** Begin Entries **

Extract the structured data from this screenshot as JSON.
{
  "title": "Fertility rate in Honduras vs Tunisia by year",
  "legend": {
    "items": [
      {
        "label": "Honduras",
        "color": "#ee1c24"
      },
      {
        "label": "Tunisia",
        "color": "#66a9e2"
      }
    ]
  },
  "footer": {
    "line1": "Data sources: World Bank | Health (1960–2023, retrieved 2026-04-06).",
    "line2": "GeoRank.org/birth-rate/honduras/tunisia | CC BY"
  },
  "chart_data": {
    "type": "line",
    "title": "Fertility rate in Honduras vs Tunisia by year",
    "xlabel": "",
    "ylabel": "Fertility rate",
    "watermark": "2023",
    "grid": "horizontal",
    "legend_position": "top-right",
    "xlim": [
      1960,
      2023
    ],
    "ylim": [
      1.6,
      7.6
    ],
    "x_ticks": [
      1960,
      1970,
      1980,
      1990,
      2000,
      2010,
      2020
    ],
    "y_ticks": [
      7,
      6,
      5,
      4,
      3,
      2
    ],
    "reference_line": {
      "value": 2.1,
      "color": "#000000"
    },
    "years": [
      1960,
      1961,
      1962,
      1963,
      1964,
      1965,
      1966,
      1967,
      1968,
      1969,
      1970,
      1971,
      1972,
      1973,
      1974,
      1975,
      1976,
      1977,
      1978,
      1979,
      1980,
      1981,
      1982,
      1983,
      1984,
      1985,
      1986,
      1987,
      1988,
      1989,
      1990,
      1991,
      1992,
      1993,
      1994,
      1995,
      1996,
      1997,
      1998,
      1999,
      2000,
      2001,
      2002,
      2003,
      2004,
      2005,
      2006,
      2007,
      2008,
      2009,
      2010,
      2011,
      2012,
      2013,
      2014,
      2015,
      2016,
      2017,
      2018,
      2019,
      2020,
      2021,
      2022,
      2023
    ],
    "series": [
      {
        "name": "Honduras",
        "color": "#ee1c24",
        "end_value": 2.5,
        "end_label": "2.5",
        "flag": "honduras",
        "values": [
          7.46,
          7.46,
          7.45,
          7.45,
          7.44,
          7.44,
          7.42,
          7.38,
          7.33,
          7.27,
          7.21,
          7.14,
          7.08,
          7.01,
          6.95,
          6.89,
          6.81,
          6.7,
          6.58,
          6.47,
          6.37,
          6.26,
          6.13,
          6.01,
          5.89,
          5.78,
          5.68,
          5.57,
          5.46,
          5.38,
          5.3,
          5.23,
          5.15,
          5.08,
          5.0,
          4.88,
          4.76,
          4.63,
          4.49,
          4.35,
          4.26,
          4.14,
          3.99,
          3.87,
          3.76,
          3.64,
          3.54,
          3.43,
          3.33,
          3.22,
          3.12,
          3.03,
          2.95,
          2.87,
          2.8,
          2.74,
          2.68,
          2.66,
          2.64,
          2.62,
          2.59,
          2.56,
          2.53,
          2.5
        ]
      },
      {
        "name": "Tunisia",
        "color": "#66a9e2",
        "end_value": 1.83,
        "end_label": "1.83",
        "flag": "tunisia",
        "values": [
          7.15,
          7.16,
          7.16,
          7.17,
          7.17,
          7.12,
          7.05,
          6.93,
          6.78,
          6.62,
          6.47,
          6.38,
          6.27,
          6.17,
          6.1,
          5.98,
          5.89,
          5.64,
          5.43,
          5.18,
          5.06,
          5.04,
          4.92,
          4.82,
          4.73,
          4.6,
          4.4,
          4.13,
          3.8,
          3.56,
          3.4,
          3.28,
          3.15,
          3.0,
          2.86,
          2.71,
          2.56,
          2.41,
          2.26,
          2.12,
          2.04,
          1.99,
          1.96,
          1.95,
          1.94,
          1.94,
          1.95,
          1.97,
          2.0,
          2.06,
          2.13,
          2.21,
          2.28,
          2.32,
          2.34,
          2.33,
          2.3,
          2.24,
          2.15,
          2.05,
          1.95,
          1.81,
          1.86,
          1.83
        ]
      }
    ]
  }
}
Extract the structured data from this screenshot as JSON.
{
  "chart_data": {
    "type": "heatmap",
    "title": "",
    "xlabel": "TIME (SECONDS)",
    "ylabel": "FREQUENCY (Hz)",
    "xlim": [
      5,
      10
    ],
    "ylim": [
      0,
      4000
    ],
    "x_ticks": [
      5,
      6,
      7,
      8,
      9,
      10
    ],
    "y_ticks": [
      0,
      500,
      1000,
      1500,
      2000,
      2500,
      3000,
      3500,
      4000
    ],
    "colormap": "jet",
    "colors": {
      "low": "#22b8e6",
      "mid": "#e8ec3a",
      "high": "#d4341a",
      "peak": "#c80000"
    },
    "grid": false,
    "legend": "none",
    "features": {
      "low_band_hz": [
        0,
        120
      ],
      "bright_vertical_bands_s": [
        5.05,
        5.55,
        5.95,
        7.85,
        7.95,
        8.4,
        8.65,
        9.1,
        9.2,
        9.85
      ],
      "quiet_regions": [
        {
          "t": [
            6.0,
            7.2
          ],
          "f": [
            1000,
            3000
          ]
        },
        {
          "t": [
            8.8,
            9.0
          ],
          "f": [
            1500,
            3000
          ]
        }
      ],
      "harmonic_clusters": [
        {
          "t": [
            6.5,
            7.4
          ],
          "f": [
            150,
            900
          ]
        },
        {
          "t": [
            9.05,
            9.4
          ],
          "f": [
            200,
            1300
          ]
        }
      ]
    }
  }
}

** End Entries **

Objective:
Each line of the listing above should be output exactly.

Solution to the problem:
Extract the structured data from this screenshot as JSON.
{
  "title": "Fertility rate in Honduras vs Tunisia by year",
  "legend": {
    "items": [
      {
        "label": "Honduras",
        "color": "#ee1c24"
      },
      {
        "label": "Tunisia",
        "color": "#66a9e2"
      }
    ]
  },
  "footer": {
    "line1": "Data sources: World Bank | Health (1960–2023, retrieved 2026-04-06).",
    "line2": "GeoRank.org/birth-rate/honduras/tunisia | CC BY"
  },
  "chart_data": {
    "type": "line",
    "title": "Fertility rate in Honduras vs Tunisia by year",
    "xlabel": "",
    "ylabel": "Fertility rate",
    "watermark": "2023",
    "grid": "horizontal",
    "legend_position": "top-right",
    "xlim": [
      1960,
      2023
    ],
    "ylim": [
      1.6,
      7.6
    ],
    "x_ticks": [
      1960,
      1970,
      1980,
      1990,
      2000,
      2010,
      2020
    ],
    "y_ticks": [
      7,
      6,
      5,
      4,
      3,
      2
    ],
    "reference_line": {
      "value": 2.1,
      "color": "#000000"
    },
    "years": [
      1960,
      1961,
      1962,
      1963,
      1964,
      1965,
      1966,
      1967,
      1968,
      1969,
      1970,
      1971,
      1972,
      1973,
      1974,
      1975,
      1976,
      1977,
      1978,
      1979,
      1980,
      1981,
      1982,
      1983,
      1984,
      1985,
      1986,
      1987,
      1988,
      1989,
      1990,
      1991,
      1992,
      1993,
      1994,
      1995,
      1996,
      1997,
      1998,
      1999,
      2000,
      2001,
      2002,
      2003,
      2004,
      2005,
      2006,
      2007,
      2008,
      2009,
      2010,
      2011,
      2012,
      2013,
      2014,
      2015,
      2016,
      2017,
      2018,
      2019,
      2020,
      2021,
      2022,
      2023
    ],
    "series": [
      {
        "name": "Honduras",
        "color": "#ee1c24",
        "end_value": 2.5,
        "end_label": "2.5",
        "flag": "honduras",
        "values": [
          7.46,
          7.46,
          7.45,
          7.45,
          7.44,
          7.44,
          7.42,
          7.38,
          7.33,
          7.27,
          7.21,
          7.14,
          7.08,
          7.01,
          6.95,
          6.89,
          6.81,
          6.7,
          6.58,
          6.47,
          6.37,
          6.26,
          6.13,
          6.01,
          5.89,
          5.78,
          5.68,
          5.57,
          5.46,
          5.38,
          5.3,
          5.23,
          5.15,
          5.08,
          5.0,
          4.88,
          4.76,
          4.63,
          4.49,
          4.35,
          4.26,
          4.14,
          3.99,
          3.87,
          3.76,
          3.64,
          3.54,
          3.43,
          3.33,
          3.22,
          3.12,
          3.03,
          2.95,
          2.87,
          2.8,
          2.74,
          2.68,
          2.66,
          2.64,
          2.62,
          2.59,
          2.56,
          2.53,
          2.5
        ]
      },
      {
        "name": "Tunisia",
        "color": "#66a9e2",
        "end_value": 1.83,
        "end_label": "1.83",
        "flag": "tunisia",
        "values": [
          7.15,
          7.16,
          7.16,
          7.17,
          7.17,
          7.12,
          7.05,
          6.93,
          6.78,
          6.62,
          6.47,
          6.38,
          6.27,
          6.17,
          6.1,
          5.98,
          5.89,
          5.64,
          5.43,
          5.18,
          5.06,
          5.04,
          4.92,
          4.82,
          4.73,
          4.6,
          4.4,
          4.13,
          3.8,
          3.56,
          3.4,
          3.28,
          3.15,
          3.0,
          2.86,
          2.71,
          2.56,
          2.41,
          2.26,
          2.12,
          2.04,
          1.99,
          1.96,
          1.95,
          1.94,
          1.94,
          1.95,
          1.97,
          2.0,
          2.06,
          2.13,
          2.21,
          2.28,
          2.32,
          2.34,
          2.33,
          2.3,
          2.24,
          2.15,
          2.05,
          1.95,
          1.81,
          1.86,
          1.83
        ]
      }
    ]
  }
}
Extract the structured data from this screenshot as JSON.
{
  "chart_data": {
    "type": "heatmap",
    "title": "",
    "xlabel": "TIME (SECONDS)",
    "ylabel": "FREQUENCY (Hz)",
    "xlim": [
      5,
      10
    ],
    "ylim": [
      0,
      4000
    ],
    "x_ticks": [
      5,
      6,
      7,
      8,
      9,
      10
    ],
    "y_ticks": [
      0,
      500,
      1000,
      1500,
      2000,
      2500,
      3000,
      3500,
      4000
    ],
    "colormap": "jet",
    "colors": {
      "low": "#22b8e6",
      "mid": "#e8ec3a",
      "high": "#d4341a",
      "peak": "#c80000"
    },
    "grid": false,
    "legend": "none",
    "features": {
      "low_band_hz": [
        0,
        120
      ],
      "bright_vertical_bands_s": [
        5.05,
        5.55,
        5.95,
        7.85,
        7.95,
        8.4,
        8.65,
        9.1,
        9.2,
        9.85
      ],
      "quiet_regions": [
        {
          "t": [
            6.0,
            7.2
          ],
          "f": [
            1000,
            3000
          ]
        },
        {
          "t": [
            8.8,
            9.0
          ],
          "f": [
            1500,
            3000
          ]
        }
      ],
      "harmonic_clusters": [
        {
          "t": [
            6.5,
            7.4
          ],
          "f": [
            150,
            900
          ]
        },
        {
          "t": [
            9.05,
            9.4
          ],
          "f": [
            200,
            1300
          ]
        }
      ]
    }
  }
}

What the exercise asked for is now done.